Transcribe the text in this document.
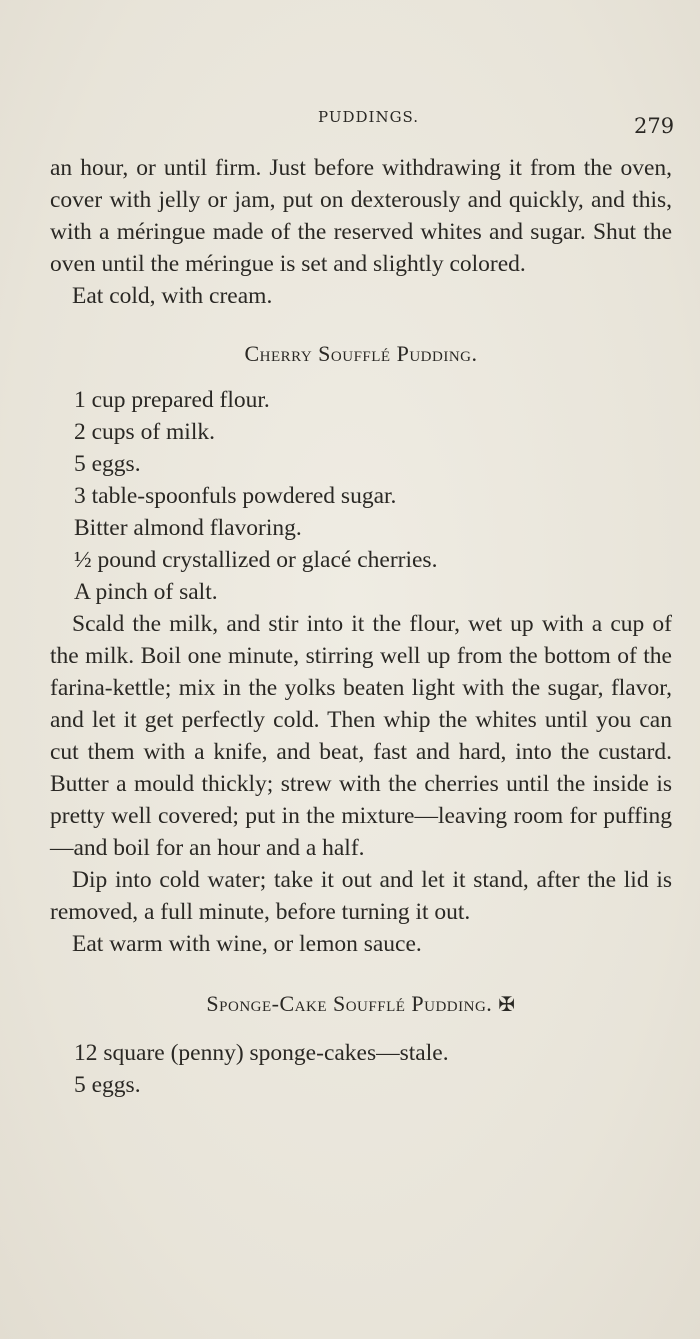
PUDDINGS.	279

an hour, or until firm. Just before withdrawing it from the oven, cover with jelly or jam, put on dexterously and quickly, and this, with a méringue made of the reserved whites and sugar. Shut the oven until the méringue is set and slightly colored.

Eat cold, with cream.

Cherry Soufflé Pudding.
1 cup prepared flour.
2 cups of milk.
5 eggs.
3 table-spoonfuls powdered sugar.
Bitter almond flavoring.
½ pound crystallized or glacé cherries.
A pinch of salt.

Scald the milk, and stir into it the flour, wet up with a cup of the milk. Boil one minute, stirring well up from the bottom of the farina-kettle; mix in the yolks beaten light with the sugar, flavor, and let it get perfectly cold. Then whip the whites until you can cut them with a knife, and beat, fast and hard, into the custard. Butter a mould thickly; strew with the cherries until the inside is pretty well covered; put in the mixture—leaving room for puffing—and boil for an hour and a half.

Dip into cold water; take it out and let it stand, after the lid is removed, a full minute, before turning it out.

Eat warm with wine, or lemon sauce.

Sponge-Cake Soufflé Pudding. ✠
12 square (penny) sponge-cakes—stale.
5 eggs.
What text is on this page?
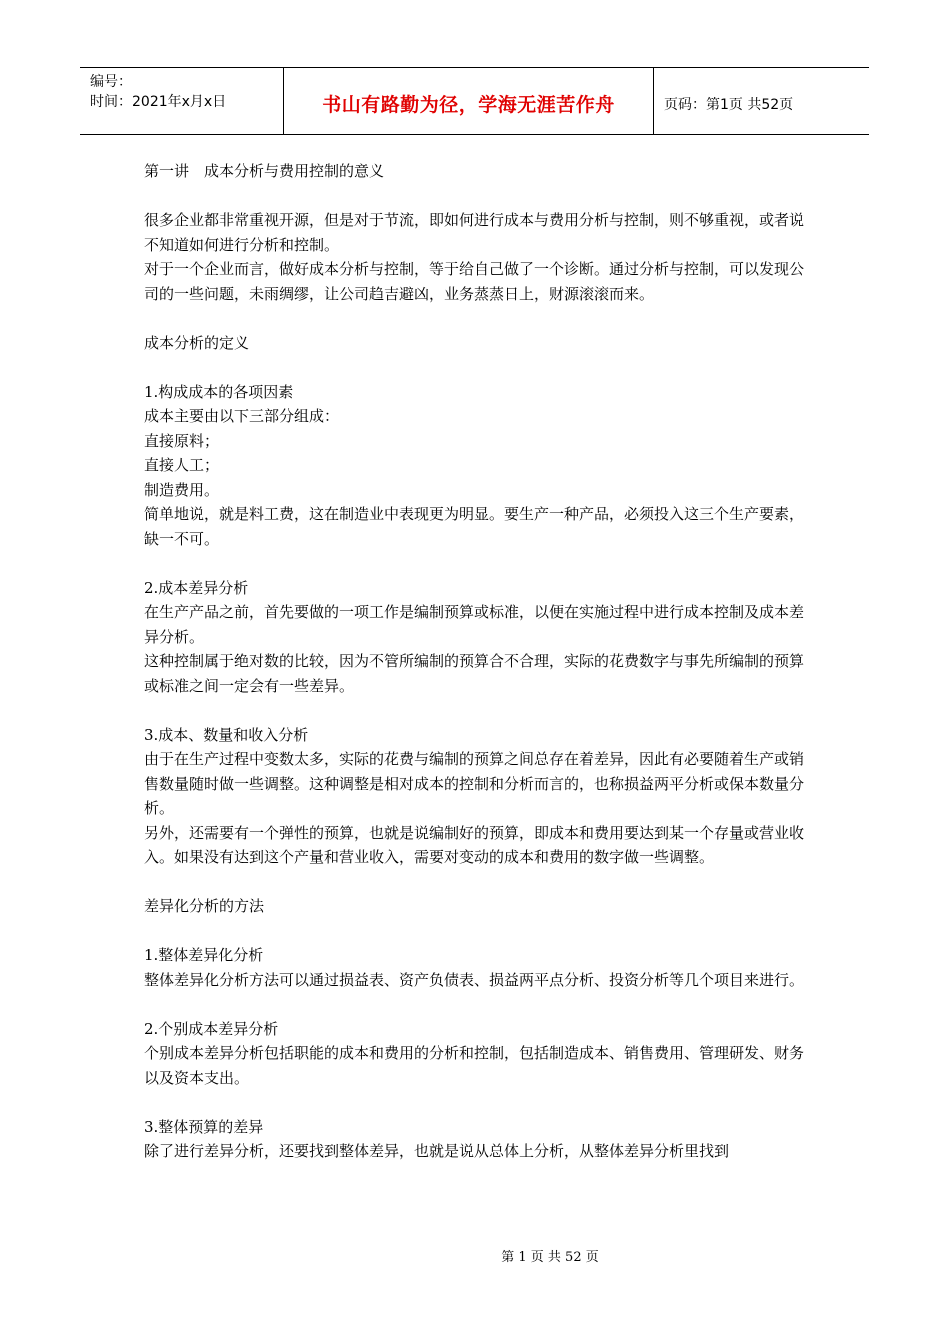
编号：
时间：2021年x月x日	书山有路勤为径，学海无涯苦作舟	页码：第1页 共52页

第一讲　成本分析与费用控制的意义

很多企业都非常重视开源，但是对于节流，即如何进行成本与费用分析与控制，则不够重视，或者说不知道如何进行分析和控制。

对于一个企业而言，做好成本分析与控制，等于给自己做了一个诊断。通过分析与控制，可以发现公司的一些问题，未雨绸缪，让公司趋吉避凶，业务蒸蒸日上，财源滚滚而来。

成本分析的定义

1.构成成本的各项因素

成本主要由以下三部分组成：

直接原料；

直接人工；

制造费用。

简单地说，就是料工费，这在制造业中表现更为明显。要生产一种产品，必须投入这三个生产要素，缺一不可。

2.成本差异分析

在生产产品之前，首先要做的一项工作是编制预算或标准，以便在实施过程中进行成本控制及成本差异分析。

这种控制属于绝对数的比较，因为不管所编制的预算合不合理，实际的花费数字与事先所编制的预算或标准之间一定会有一些差异。

3.成本、数量和收入分析

由于在生产过程中变数太多，实际的花费与编制的预算之间总存在着差异，因此有必要随着生产或销售数量随时做一些调整。这种调整是相对成本的控制和分析而言的，也称损益两平分析或保本数量分析。

另外，还需要有一个弹性的预算，也就是说编制好的预算，即成本和费用要达到某一个存量或营业收入。如果没有达到这个产量和营业收入，需要对变动的成本和费用的数字做一些调整。

差异化分析的方法

1.整体差异化分析

整体差异化分析方法可以通过损益表、资产负债表、损益两平点分析、投资分析等几个项目来进行。

2.个别成本差异分析

个别成本差异分析包括职能的成本和费用的分析和控制，包括制造成本、销售费用、管理研发、财务以及资本支出。

3.整体预算的差异

除了进行差异分析，还要找到整体差异，也就是说从总体上分析，从整体差异分析里找到

第 1 页 共 52 页
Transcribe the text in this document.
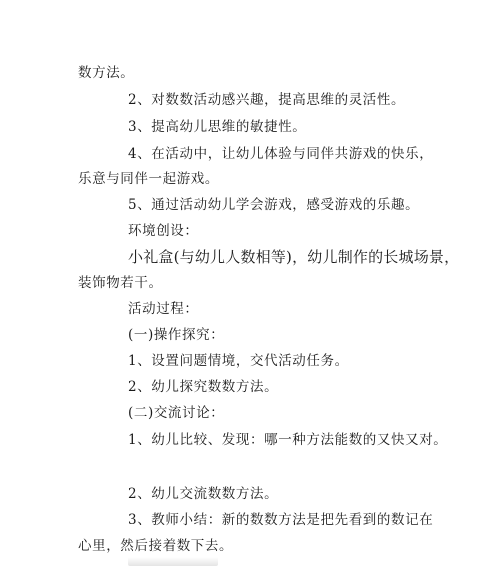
数方法。
2、对数数活动感兴趣，提高思维的灵活性。
3、提高幼儿思维的敏捷性。
4、在活动中，让幼儿体验与同伴共游戏的快乐，
乐意与同伴一起游戏。
5、通过活动幼儿学会游戏，感受游戏的乐趣。
环境创设：
小礼盒(与幼儿人数相等)，幼儿制作的长城场景，
装饰物若干。
活动过程：
(一)操作探究：
1、设置问题情境，交代活动任务。
2、幼儿探究数数方法。
(二)交流讨论：
1、幼儿比较、发现：哪一种方法能数的又快又对。
2、幼儿交流数数方法。
3、教师小结：新的数数方法是把先看到的数记在
心里，然后接着数下去。
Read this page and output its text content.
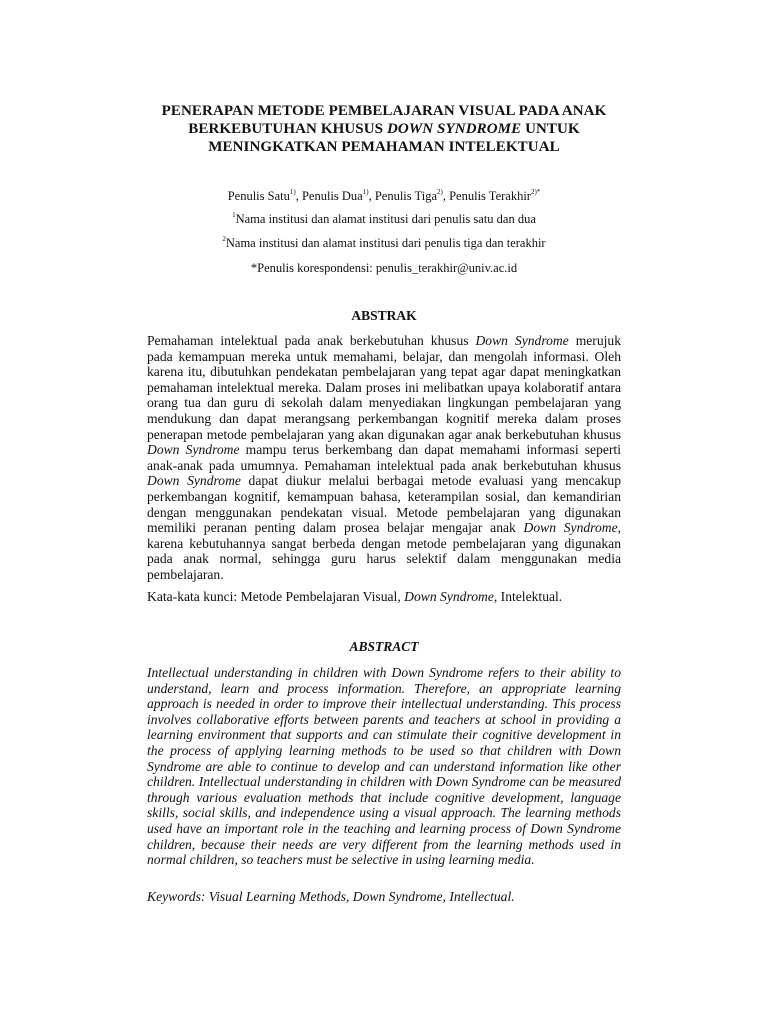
PENERAPAN METODE PEMBELAJARAN VISUAL PADA ANAK
BERKEBUTUHAN KHUSUS DOWN SYNDROME UNTUK
MENINGKATKAN PEMAHAMAN INTELEKTUAL
Penulis Satu$^{1)}$, Penulis Dua$^{1)}$, Penulis Tiga$^{2)}$, Penulis Terakhir$^{2)*}$
$^1$Nama institusi dan alamat institusi dari penulis satu dan dua
$^2$Nama institusi dan alamat institusi dari penulis tiga dan terakhir
*Penulis korespondensi: penulis_terakhir@univ.ac.id
ABSTRAK
Pemahaman intelektual pada anak berkebutuhan khusus Down Syndrome merujuk pada kemampuan mereka untuk memahami, belajar, dan mengolah informasi. Oleh karena itu, dibutuhkan pendekatan pembelajaran yang tepat agar dapat meningkatkan pemahaman intelektual mereka. Dalam proses ini melibatkan upaya kolaboratif antara orang tua dan guru di sekolah dalam menyediakan lingkungan pembelajaran yang mendukung dan dapat merangsang perkembangan kognitif mereka dalam proses penerapan metode pembelajaran yang akan digunakan agar anak berkebutuhan khusus Down Syndrome mampu terus berkembang dan dapat memahami informasi seperti anak-anak pada umumnya. Pemahaman intelektual pada anak berkebutuhan khusus Down Syndrome dapat diukur melalui berbagai metode evaluasi yang mencakup perkembangan kognitif, kemampuan bahasa, keterampilan sosial, dan kemandirian dengan menggunakan pendekatan visual. Metode pembelajaran yang digunakan memiliki peranan penting dalam prosea belajar mengajar anak Down Syndrome, karena kebutuhannya sangat berbeda dengan metode pembelajaran yang digunakan pada anak normal, sehingga guru harus selektif dalam menggunakan media pembelajaran.
Kata-kata kunci: Metode Pembelajaran Visual, Down Syndrome, Intelektual.
ABSTRACT
Intellectual understanding in children with Down Syndrome refers to their ability to understand, learn and process information. Therefore, an appropriate learning approach is needed in order to improve their intellectual understanding. This process involves collaborative efforts between parents and teachers at school in providing a learning environment that supports and can stimulate their cognitive development in the process of applying learning methods to be used so that children with Down Syndrome are able to continue to develop and can understand information like other children. Intellectual understanding in children with Down Syndrome can be measured through various evaluation methods that include cognitive development, language skills, social skills, and independence using a visual approach. The learning methods used have an important role in the teaching and learning process of Down Syndrome children, because their needs are very different from the learning methods used in normal children, so teachers must be selective in using learning media.
Keywords: Visual Learning Methods, Down Syndrome, Intellectual.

——————————

▸ **The problem**
Tally how many lines of the records hold the word "milk". Answer with the number only.

▸ **Written answer**
2